Stored entries:

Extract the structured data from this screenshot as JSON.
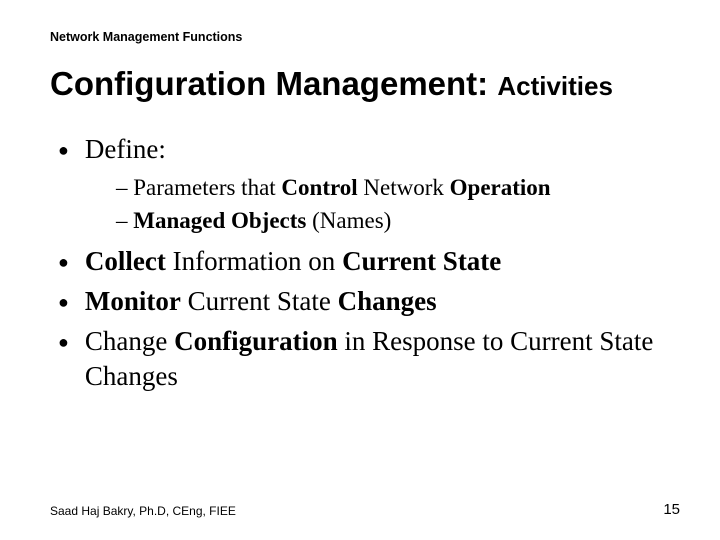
{
  "header": "Network Management Functions",
  "title_main": "Configuration  Management: ",
  "title_sub": "Activities",
  "bullets": {
    "b1": {
      "label": "Define:"
    },
    "b1sub": {
      "s1_pre": "– Parameters that ",
      "s1_b1": "Control",
      "s1_mid": " Network ",
      "s1_b2": "Operation",
      "s2_pre": "– ",
      "s2_b": "Managed Objects",
      "s2_post": " (Names)"
    },
    "b2": {
      "b1": "Collect",
      "t1": " Information on ",
      "b2": "Current State"
    },
    "b3": {
      "b1": "Monitor",
      "t1": " Current State ",
      "b2": "Changes"
    },
    "b4": {
      "t1": "Change ",
      "b1": "Configuration",
      "t2": " in Response to Current State Changes"
    }
  },
  "footer": "Saad Haj Bakry, Ph.D, CEng, FIEE",
  "page": "15"
}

- [What to work on]: From the records given above, reproduce all text exactly and exclude each picture.

- [Response below]:
Extract the structured data from this screenshot as JSON.
{
  "header": "Network Management Functions",
  "title_main": "Configuration  Management: ",
  "title_sub": "Activities",
  "bullets": {
    "b1": {
      "label": "Define:"
    },
    "b1sub": {
      "s1_pre": "– Parameters that ",
      "s1_b1": "Control",
      "s1_mid": " Network ",
      "s1_b2": "Operation",
      "s2_pre": "– ",
      "s2_b": "Managed Objects",
      "s2_post": " (Names)"
    },
    "b2": {
      "b1": "Collect",
      "t1": " Information on ",
      "b2": "Current State"
    },
    "b3": {
      "b1": "Monitor",
      "t1": " Current State ",
      "b2": "Changes"
    },
    "b4": {
      "t1": "Change ",
      "b1": "Configuration",
      "t2": " in Response to Current State Changes"
    }
  },
  "footer": "Saad Haj Bakry, Ph.D, CEng, FIEE",
  "page": "15"
}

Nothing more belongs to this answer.